= TASK OBJECTIVE =
Will you quote all of the entries, word for word?

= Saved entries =
=== Begin Enclosure ===

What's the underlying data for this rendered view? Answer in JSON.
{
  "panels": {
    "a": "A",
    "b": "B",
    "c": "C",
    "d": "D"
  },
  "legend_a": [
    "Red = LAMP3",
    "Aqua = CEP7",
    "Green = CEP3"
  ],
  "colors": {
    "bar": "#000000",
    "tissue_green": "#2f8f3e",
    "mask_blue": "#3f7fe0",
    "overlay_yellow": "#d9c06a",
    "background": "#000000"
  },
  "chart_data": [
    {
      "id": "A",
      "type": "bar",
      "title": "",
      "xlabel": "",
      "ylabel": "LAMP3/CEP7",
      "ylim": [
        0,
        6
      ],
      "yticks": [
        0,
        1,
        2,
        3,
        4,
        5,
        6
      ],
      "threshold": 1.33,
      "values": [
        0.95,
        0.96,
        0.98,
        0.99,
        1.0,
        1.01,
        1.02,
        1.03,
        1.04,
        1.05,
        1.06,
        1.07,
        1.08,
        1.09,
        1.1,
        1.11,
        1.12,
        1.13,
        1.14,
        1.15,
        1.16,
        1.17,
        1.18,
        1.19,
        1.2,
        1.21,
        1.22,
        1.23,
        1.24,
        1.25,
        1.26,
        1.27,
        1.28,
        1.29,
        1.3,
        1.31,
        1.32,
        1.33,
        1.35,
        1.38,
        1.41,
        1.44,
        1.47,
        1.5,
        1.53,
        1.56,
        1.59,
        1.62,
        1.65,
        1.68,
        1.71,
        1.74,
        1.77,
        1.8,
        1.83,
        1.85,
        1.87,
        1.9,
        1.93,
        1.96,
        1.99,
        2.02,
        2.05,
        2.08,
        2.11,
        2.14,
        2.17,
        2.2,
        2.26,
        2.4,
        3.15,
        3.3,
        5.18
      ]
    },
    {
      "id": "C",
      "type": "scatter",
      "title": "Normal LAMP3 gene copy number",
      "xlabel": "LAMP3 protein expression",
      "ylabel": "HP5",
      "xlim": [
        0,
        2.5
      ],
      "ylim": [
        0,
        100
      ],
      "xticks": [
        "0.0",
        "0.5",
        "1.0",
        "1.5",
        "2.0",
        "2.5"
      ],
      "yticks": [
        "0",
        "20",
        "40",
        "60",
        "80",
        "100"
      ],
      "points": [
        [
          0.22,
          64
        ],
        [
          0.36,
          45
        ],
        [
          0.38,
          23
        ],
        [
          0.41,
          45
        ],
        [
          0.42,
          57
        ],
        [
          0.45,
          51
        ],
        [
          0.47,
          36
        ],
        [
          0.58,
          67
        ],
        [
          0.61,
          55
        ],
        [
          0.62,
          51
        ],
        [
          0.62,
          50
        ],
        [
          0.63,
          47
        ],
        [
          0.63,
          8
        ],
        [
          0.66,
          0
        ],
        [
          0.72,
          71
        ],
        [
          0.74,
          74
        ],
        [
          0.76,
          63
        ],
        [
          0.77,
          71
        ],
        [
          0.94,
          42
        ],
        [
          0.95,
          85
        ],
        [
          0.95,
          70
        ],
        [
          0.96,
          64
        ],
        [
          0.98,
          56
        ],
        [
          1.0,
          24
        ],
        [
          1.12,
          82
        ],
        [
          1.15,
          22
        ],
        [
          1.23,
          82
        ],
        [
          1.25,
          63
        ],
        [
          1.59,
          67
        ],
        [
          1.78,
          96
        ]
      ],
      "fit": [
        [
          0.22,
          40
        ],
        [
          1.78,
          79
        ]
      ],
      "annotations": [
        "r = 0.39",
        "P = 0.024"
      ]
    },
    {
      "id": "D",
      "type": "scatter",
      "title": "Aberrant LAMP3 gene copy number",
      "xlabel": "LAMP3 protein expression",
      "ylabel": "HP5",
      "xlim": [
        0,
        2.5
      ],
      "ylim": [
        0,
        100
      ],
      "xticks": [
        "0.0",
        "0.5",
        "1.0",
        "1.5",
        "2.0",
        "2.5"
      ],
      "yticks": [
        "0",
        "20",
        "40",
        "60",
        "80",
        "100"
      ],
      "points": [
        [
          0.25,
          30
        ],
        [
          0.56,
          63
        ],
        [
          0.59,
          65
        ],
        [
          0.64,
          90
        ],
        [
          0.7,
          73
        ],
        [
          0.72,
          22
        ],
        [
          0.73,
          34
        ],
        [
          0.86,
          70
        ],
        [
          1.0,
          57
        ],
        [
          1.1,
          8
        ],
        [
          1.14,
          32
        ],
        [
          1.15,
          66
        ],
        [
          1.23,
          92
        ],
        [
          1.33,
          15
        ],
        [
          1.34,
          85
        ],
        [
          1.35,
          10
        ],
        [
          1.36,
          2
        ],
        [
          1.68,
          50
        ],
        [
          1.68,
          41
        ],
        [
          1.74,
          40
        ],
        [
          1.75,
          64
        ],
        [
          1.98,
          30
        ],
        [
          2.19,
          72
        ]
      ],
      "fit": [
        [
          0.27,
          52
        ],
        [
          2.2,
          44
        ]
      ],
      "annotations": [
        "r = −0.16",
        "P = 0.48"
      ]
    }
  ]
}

=== End Enclosure ===

= THE ANSWER =
What's the underlying data for this rendered view? Answer in JSON.
{
  "panels": {
    "a": "A",
    "b": "B",
    "c": "C",
    "d": "D"
  },
  "legend_a": [
    "Red = LAMP3",
    "Aqua = CEP7",
    "Green = CEP3"
  ],
  "colors": {
    "bar": "#000000",
    "tissue_green": "#2f8f3e",
    "mask_blue": "#3f7fe0",
    "overlay_yellow": "#d9c06a",
    "background": "#000000"
  },
  "chart_data": [
    {
      "id": "A",
      "type": "bar",
      "title": "",
      "xlabel": "",
      "ylabel": "LAMP3/CEP7",
      "ylim": [
        0,
        6
      ],
      "yticks": [
        0,
        1,
        2,
        3,
        4,
        5,
        6
      ],
      "threshold": 1.33,
      "values": [
        0.95,
        0.96,
        0.98,
        0.99,
        1.0,
        1.01,
        1.02,
        1.03,
        1.04,
        1.05,
        1.06,
        1.07,
        1.08,
        1.09,
        1.1,
        1.11,
        1.12,
        1.13,
        1.14,
        1.15,
        1.16,
        1.17,
        1.18,
        1.19,
        1.2,
        1.21,
        1.22,
        1.23,
        1.24,
        1.25,
        1.26,
        1.27,
        1.28,
        1.29,
        1.3,
        1.31,
        1.32,
        1.33,
        1.35,
        1.38,
        1.41,
        1.44,
        1.47,
        1.5,
        1.53,
        1.56,
        1.59,
        1.62,
        1.65,
        1.68,
        1.71,
        1.74,
        1.77,
        1.8,
        1.83,
        1.85,
        1.87,
        1.9,
        1.93,
        1.96,
        1.99,
        2.02,
        2.05,
        2.08,
        2.11,
        2.14,
        2.17,
        2.2,
        2.26,
        2.4,
        3.15,
        3.3,
        5.18
      ]
    },
    {
      "id": "C",
      "type": "scatter",
      "title": "Normal LAMP3 gene copy number",
      "xlabel": "LAMP3 protein expression",
      "ylabel": "HP5",
      "xlim": [
        0,
        2.5
      ],
      "ylim": [
        0,
        100
      ],
      "xticks": [
        "0.0",
        "0.5",
        "1.0",
        "1.5",
        "2.0",
        "2.5"
      ],
      "yticks": [
        "0",
        "20",
        "40",
        "60",
        "80",
        "100"
      ],
      "points": [
        [
          0.22,
          64
        ],
        [
          0.36,
          45
        ],
        [
          0.38,
          23
        ],
        [
          0.41,
          45
        ],
        [
          0.42,
          57
        ],
        [
          0.45,
          51
        ],
        [
          0.47,
          36
        ],
        [
          0.58,
          67
        ],
        [
          0.61,
          55
        ],
        [
          0.62,
          51
        ],
        [
          0.62,
          50
        ],
        [
          0.63,
          47
        ],
        [
          0.63,
          8
        ],
        [
          0.66,
          0
        ],
        [
          0.72,
          71
        ],
        [
          0.74,
          74
        ],
        [
          0.76,
          63
        ],
        [
          0.77,
          71
        ],
        [
          0.94,
          42
        ],
        [
          0.95,
          85
        ],
        [
          0.95,
          70
        ],
        [
          0.96,
          64
        ],
        [
          0.98,
          56
        ],
        [
          1.0,
          24
        ],
        [
          1.12,
          82
        ],
        [
          1.15,
          22
        ],
        [
          1.23,
          82
        ],
        [
          1.25,
          63
        ],
        [
          1.59,
          67
        ],
        [
          1.78,
          96
        ]
      ],
      "fit": [
        [
          0.22,
          40
        ],
        [
          1.78,
          79
        ]
      ],
      "annotations": [
        "r = 0.39",
        "P = 0.024"
      ]
    },
    {
      "id": "D",
      "type": "scatter",
      "title": "Aberrant LAMP3 gene copy number",
      "xlabel": "LAMP3 protein expression",
      "ylabel": "HP5",
      "xlim": [
        0,
        2.5
      ],
      "ylim": [
        0,
        100
      ],
      "xticks": [
        "0.0",
        "0.5",
        "1.0",
        "1.5",
        "2.0",
        "2.5"
      ],
      "yticks": [
        "0",
        "20",
        "40",
        "60",
        "80",
        "100"
      ],
      "points": [
        [
          0.25,
          30
        ],
        [
          0.56,
          63
        ],
        [
          0.59,
          65
        ],
        [
          0.64,
          90
        ],
        [
          0.7,
          73
        ],
        [
          0.72,
          22
        ],
        [
          0.73,
          34
        ],
        [
          0.86,
          70
        ],
        [
          1.0,
          57
        ],
        [
          1.1,
          8
        ],
        [
          1.14,
          32
        ],
        [
          1.15,
          66
        ],
        [
          1.23,
          92
        ],
        [
          1.33,
          15
        ],
        [
          1.34,
          85
        ],
        [
          1.35,
          10
        ],
        [
          1.36,
          2
        ],
        [
          1.68,
          50
        ],
        [
          1.68,
          41
        ],
        [
          1.74,
          40
        ],
        [
          1.75,
          64
        ],
        [
          1.98,
          30
        ],
        [
          2.19,
          72
        ]
      ],
      "fit": [
        [
          0.27,
          52
        ],
        [
          2.2,
          44
        ]
      ],
      "annotations": [
        "r = −0.16",
        "P = 0.48"
      ]
    }
  ]
}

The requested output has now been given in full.